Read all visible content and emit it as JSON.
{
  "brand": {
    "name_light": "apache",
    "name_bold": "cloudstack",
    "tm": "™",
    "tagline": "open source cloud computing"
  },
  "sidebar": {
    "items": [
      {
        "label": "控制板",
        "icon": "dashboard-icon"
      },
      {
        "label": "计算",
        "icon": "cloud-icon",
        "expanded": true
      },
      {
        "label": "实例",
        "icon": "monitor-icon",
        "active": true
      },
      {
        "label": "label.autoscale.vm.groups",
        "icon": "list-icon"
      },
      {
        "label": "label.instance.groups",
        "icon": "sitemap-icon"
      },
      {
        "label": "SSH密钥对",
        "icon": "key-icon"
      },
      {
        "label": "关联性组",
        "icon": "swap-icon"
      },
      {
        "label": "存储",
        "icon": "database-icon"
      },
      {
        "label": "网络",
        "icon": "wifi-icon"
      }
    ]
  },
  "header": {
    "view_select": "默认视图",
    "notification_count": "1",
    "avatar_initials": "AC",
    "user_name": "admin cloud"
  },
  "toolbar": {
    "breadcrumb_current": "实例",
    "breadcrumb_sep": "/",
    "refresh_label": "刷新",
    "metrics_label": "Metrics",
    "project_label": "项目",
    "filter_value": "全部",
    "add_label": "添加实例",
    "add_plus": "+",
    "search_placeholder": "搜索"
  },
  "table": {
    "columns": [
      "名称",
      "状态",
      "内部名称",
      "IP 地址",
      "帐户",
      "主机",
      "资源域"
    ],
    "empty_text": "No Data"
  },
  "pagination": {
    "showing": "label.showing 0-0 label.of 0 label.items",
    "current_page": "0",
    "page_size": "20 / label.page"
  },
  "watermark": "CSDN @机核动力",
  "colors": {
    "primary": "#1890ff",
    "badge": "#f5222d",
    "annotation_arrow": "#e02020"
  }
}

[EXERCISE DESCRIPTION] Search the material above for "items". Pull out each line where it shows up.

[ANSWER TO THIS EXERCISE]
    "items": [
    "showing": "label.showing 0-0 label.of 0 label.items",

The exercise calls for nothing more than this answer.